Given problem: The records underneath are to be repeated exactly, with the pictures left out.

Stored data:
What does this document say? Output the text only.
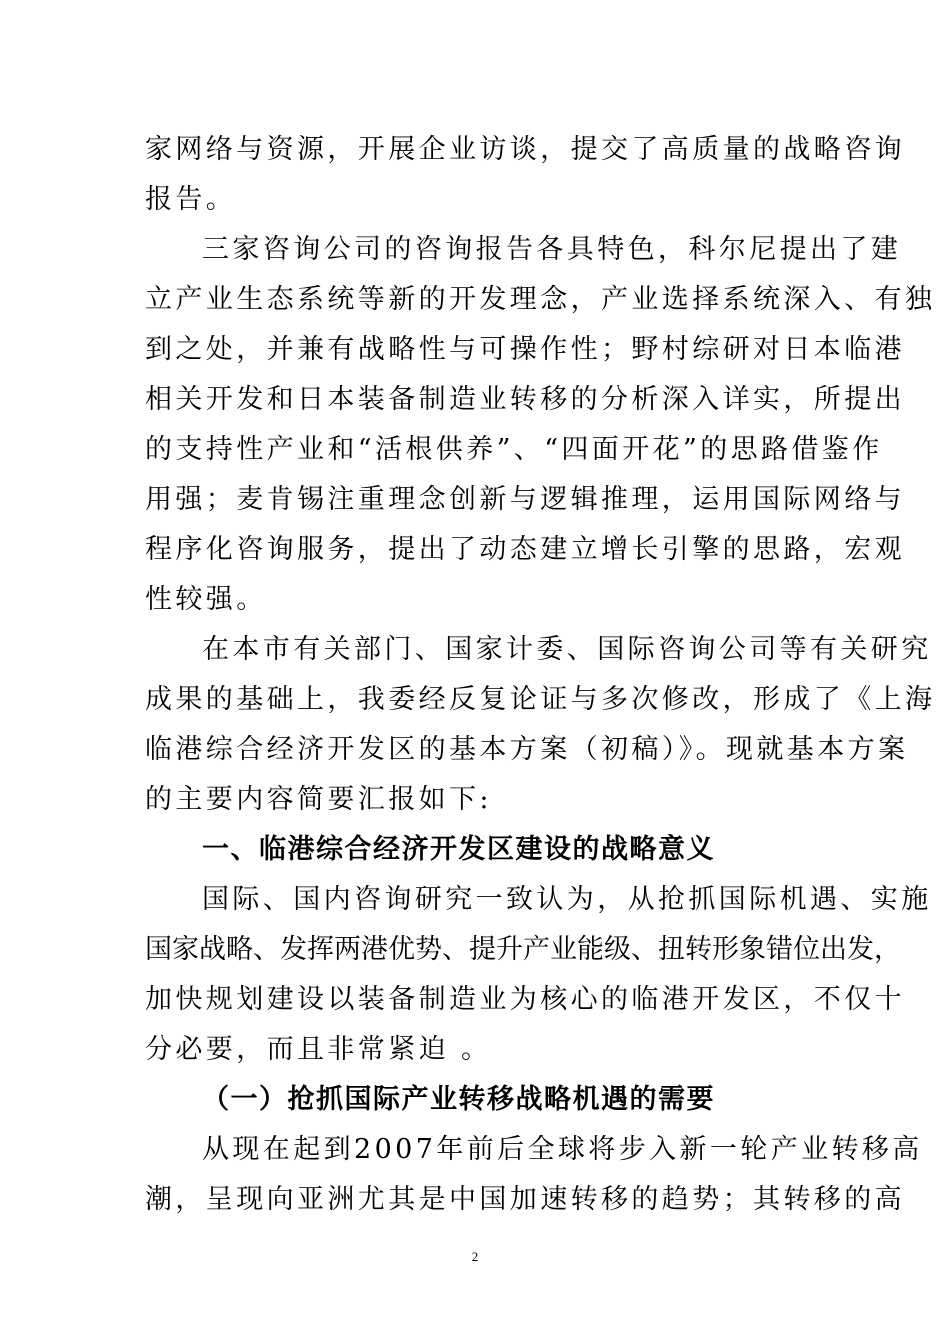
家网络与资源，开展企业访谈，提交了高质量的战略咨询
报告。
三家咨询公司的咨询报告各具特色，科尔尼提出了建
立产业生态系统等新的开发理念，产业选择系统深入、有独
到之处，并兼有战略性与可操作性；野村综研对日本临港
相关开发和日本装备制造业转移的分析深入详实，所提出
的支持性产业和“活根供养”、“四面开花”的思路借鉴作
用强；麦肯锡注重理念创新与逻辑推理，运用国际网络与
程序化咨询服务，提出了动态建立增长引擎的思路，宏观
性较强。
在本市有关部门、国家计委、国际咨询公司等有关研究
成果的基础上，我委经反复论证与多次修改，形成了《上海
临港综合经济开发区的基本方案（初稿）》。现就基本方案
的主要内容简要汇报如下:
一、临港综合经济开发区建设的战略意义
国际、国内咨询研究一致认为，从抢抓国际机遇、实施
国家战略、发挥两港优势、提升产业能级、扭转形象错位出发，
加快规划建设以装备制造业为核心的临港开发区，不仅十
分必要，而且非常紧迫 。
（一）抢抓国际产业转移战略机遇的需要
从现在起到2007年前后全球将步入新一轮产业转移高
潮，呈现向亚洲尤其是中国加速转移的趋势；其转移的高
2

Reply:
What does this document say? Output the text only.
家网络与资源，开展企业访谈，提交了高质量的战略咨询
报告。
三家咨询公司的咨询报告各具特色，科尔尼提出了建
立产业生态系统等新的开发理念，产业选择系统深入、有独
到之处，并兼有战略性与可操作性；野村综研对日本临港
相关开发和日本装备制造业转移的分析深入详实，所提出
的支持性产业和“活根供养”、“四面开花”的思路借鉴作
用强；麦肯锡注重理念创新与逻辑推理，运用国际网络与
程序化咨询服务，提出了动态建立增长引擎的思路，宏观
性较强。
在本市有关部门、国家计委、国际咨询公司等有关研究
成果的基础上，我委经反复论证与多次修改，形成了《上海
临港综合经济开发区的基本方案（初稿）》。现就基本方案
的主要内容简要汇报如下:
一、临港综合经济开发区建设的战略意义
国际、国内咨询研究一致认为，从抢抓国际机遇、实施
国家战略、发挥两港优势、提升产业能级、扭转形象错位出发，
加快规划建设以装备制造业为核心的临港开发区，不仅十
分必要，而且非常紧迫 。
（一）抢抓国际产业转移战略机遇的需要
从现在起到2007年前后全球将步入新一轮产业转移高
潮，呈现向亚洲尤其是中国加速转移的趋势；其转移的高
2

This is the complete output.